* _Task statement_
In this exercise, reproduce all the entries that follow exactly.

* _Records supplied_
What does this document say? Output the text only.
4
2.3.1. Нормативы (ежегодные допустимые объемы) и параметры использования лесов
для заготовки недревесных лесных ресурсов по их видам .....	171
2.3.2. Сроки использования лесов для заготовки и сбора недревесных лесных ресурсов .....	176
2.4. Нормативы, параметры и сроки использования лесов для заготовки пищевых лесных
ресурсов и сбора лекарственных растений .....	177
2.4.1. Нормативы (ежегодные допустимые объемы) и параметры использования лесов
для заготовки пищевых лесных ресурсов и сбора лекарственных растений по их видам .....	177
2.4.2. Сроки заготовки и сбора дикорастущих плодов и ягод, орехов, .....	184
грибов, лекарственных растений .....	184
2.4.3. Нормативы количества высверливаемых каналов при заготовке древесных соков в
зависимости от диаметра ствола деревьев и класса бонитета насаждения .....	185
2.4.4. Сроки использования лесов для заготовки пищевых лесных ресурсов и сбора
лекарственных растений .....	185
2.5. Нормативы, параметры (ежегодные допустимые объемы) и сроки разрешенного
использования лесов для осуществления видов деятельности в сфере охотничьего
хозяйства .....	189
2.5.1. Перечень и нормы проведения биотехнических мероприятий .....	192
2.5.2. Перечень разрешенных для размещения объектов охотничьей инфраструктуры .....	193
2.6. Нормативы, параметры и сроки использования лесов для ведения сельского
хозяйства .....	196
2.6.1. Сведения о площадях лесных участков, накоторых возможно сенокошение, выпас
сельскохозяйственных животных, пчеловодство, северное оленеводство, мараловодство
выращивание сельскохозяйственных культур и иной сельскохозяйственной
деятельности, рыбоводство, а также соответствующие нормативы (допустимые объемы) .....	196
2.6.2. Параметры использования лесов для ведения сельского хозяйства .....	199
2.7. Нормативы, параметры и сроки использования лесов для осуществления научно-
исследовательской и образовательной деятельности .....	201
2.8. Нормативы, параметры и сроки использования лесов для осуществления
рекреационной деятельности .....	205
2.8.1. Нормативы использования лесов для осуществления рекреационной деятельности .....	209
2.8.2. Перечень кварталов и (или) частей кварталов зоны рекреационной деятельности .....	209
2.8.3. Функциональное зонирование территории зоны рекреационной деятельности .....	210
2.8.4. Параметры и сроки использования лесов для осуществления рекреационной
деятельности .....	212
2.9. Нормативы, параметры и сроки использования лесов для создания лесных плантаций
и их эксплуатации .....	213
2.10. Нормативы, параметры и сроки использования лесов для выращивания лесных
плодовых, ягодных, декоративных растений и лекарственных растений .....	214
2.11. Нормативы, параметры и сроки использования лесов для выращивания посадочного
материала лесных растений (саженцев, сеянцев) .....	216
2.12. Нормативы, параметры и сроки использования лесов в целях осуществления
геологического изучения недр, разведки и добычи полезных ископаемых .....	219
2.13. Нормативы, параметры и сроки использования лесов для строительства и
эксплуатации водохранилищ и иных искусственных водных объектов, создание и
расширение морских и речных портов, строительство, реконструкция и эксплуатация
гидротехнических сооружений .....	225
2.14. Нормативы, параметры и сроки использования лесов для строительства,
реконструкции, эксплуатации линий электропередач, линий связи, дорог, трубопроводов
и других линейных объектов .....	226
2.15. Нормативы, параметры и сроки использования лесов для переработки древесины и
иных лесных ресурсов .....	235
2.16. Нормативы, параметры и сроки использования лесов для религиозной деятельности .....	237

* _Solution for this problem_
What does this document say? Output the text only.
4
2.3.1. Нормативы (ежегодные допустимые объемы) и параметры использования лесов
для заготовки недревесных лесных ресурсов по их видам .....	171
2.3.2. Сроки использования лесов для заготовки и сбора недревесных лесных ресурсов .....	176
2.4. Нормативы, параметры и сроки использования лесов для заготовки пищевых лесных
ресурсов и сбора лекарственных растений .....	177
2.4.1. Нормативы (ежегодные допустимые объемы) и параметры использования лесов
для заготовки пищевых лесных ресурсов и сбора лекарственных растений по их видам .....	177
2.4.2. Сроки заготовки и сбора дикорастущих плодов и ягод, орехов, .....	184
грибов, лекарственных растений .....	184
2.4.3. Нормативы количества высверливаемых каналов при заготовке древесных соков в
зависимости от диаметра ствола деревьев и класса бонитета насаждения .....	185
2.4.4. Сроки использования лесов для заготовки пищевых лесных ресурсов и сбора
лекарственных растений .....	185
2.5. Нормативы, параметры (ежегодные допустимые объемы) и сроки разрешенного
использования лесов для осуществления видов деятельности в сфере охотничьего
хозяйства .....	189
2.5.1. Перечень и нормы проведения биотехнических мероприятий .....	192
2.5.2. Перечень разрешенных для размещения объектов охотничьей инфраструктуры .....	193
2.6. Нормативы, параметры и сроки использования лесов для ведения сельского
хозяйства .....	196
2.6.1. Сведения о площадях лесных участков, накоторых возможно сенокошение, выпас
сельскохозяйственных животных, пчеловодство, северное оленеводство, мараловодство
выращивание сельскохозяйственных культур и иной сельскохозяйственной
деятельности, рыбоводство, а также соответствующие нормативы (допустимые объемы) .....	196
2.6.2. Параметры использования лесов для ведения сельского хозяйства .....	199
2.7. Нормативы, параметры и сроки использования лесов для осуществления научно-
исследовательской и образовательной деятельности .....	201
2.8. Нормативы, параметры и сроки использования лесов для осуществления
рекреационной деятельности .....	205
2.8.1. Нормативы использования лесов для осуществления рекреационной деятельности .....	209
2.8.2. Перечень кварталов и (или) частей кварталов зоны рекреационной деятельности .....	209
2.8.3. Функциональное зонирование территории зоны рекреационной деятельности .....	210
2.8.4. Параметры и сроки использования лесов для осуществления рекреационной
деятельности .....	212
2.9. Нормативы, параметры и сроки использования лесов для создания лесных плантаций
и их эксплуатации .....	213
2.10. Нормативы, параметры и сроки использования лесов для выращивания лесных
плодовых, ягодных, декоративных растений и лекарственных растений .....	214
2.11. Нормативы, параметры и сроки использования лесов для выращивания посадочного
материала лесных растений (саженцев, сеянцев) .....	216
2.12. Нормативы, параметры и сроки использования лесов в целях осуществления
геологического изучения недр, разведки и добычи полезных ископаемых .....	219
2.13. Нормативы, параметры и сроки использования лесов для строительства и
эксплуатации водохранилищ и иных искусственных водных объектов, создание и
расширение морских и речных портов, строительство, реконструкция и эксплуатация
гидротехнических сооружений .....	225
2.14. Нормативы, параметры и сроки использования лесов для строительства,
реконструкции, эксплуатации линий электропередач, линий связи, дорог, трубопроводов
и других линейных объектов .....	226
2.15. Нормативы, параметры и сроки использования лесов для переработки древесины и
иных лесных ресурсов .....	235
2.16. Нормативы, параметры и сроки использования лесов для религиозной деятельности .....	237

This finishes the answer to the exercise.